* Listed entries:
● ● ● ● ●

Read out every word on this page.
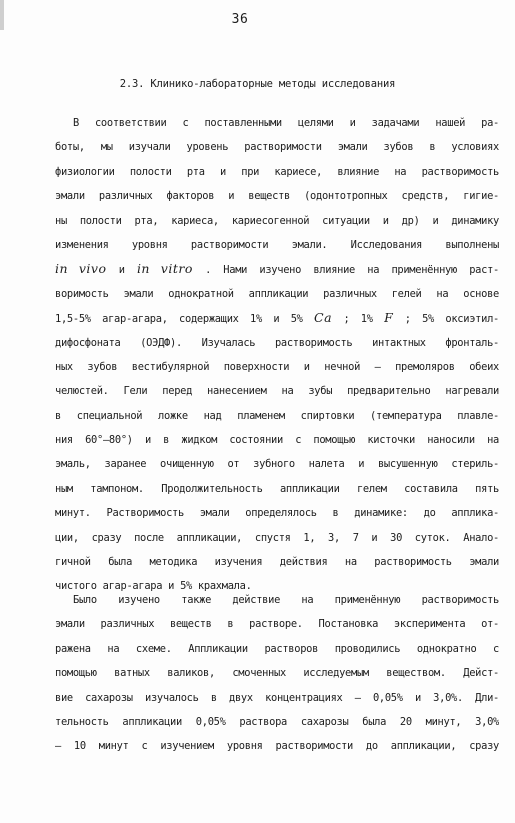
36
2.3. Клинико-лабораторные методы исследования
В соответствии с поставленными целями и задачами нашей ра-
боты, мы изучали уровень растворимости эмали зубов в условиях
физиологии полости рта и при кариесе, влияние на растворимость
эмали различных факторов и веществ (одонтотропных средств, гигие-
ны полости рта, кариеса, кариесогенной ситуации и др) и динамику
изменения уровня растворимости эмали. Исследования выполнены
in vivo и in vitro . Нами изучено влияние на применённую раст-
воримость эмали однократной аппликации различных гелей на основе
1,5-5% агар-агара, содержащих 1% и 5% Ca ; 1% F ; 5% оксиэтил-
дифосфоната (ОЭДФ). Изучалась растворимость интактных фронталь-
ных зубов вестибулярной поверхности и нечной – премоляров обеих
челюстей. Гели перед нанесением на зубы предварительно нагревали
в специальной ложке над пламенем спиртовки (температура плавле-
ния 60°–80°) и в жидком состоянии с помощью кисточки наносили на
эмаль, заранее очищенную от зубного налета и высушенную стериль-
ным тампоном. Продолжительность аппликации гелем составила пять
минут. Растворимость эмали определялось в динамике: до апплика-
ции, сразу после аппликации, спустя 1, 3, 7 и 30 суток. Анало-
гичной была методика изучения действия на растворимость эмали
чистого агар-агара и 5% крахмала.
Было изучено также действие на применённую растворимость
эмали различных веществ в растворе. Постановка эксперимента от-
ражена на схеме. Аппликации растворов проводились однократно с
помощью ватных валиков, смоченных исследуемым веществом. Дейст-
вие сахарозы изучалось в двух концентрациях – 0,05% и 3,0%. Дли-
тельность аппликации 0,05% раствора сахарозы была 20 минут, 3,0%
– 10 минут с изучением уровня растворимости до аппликации, сразу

● ● ● ● ●

* The task:
Work out how many lines of the material above contain the word "агар", then give only that figure.

* Exercise solution:
2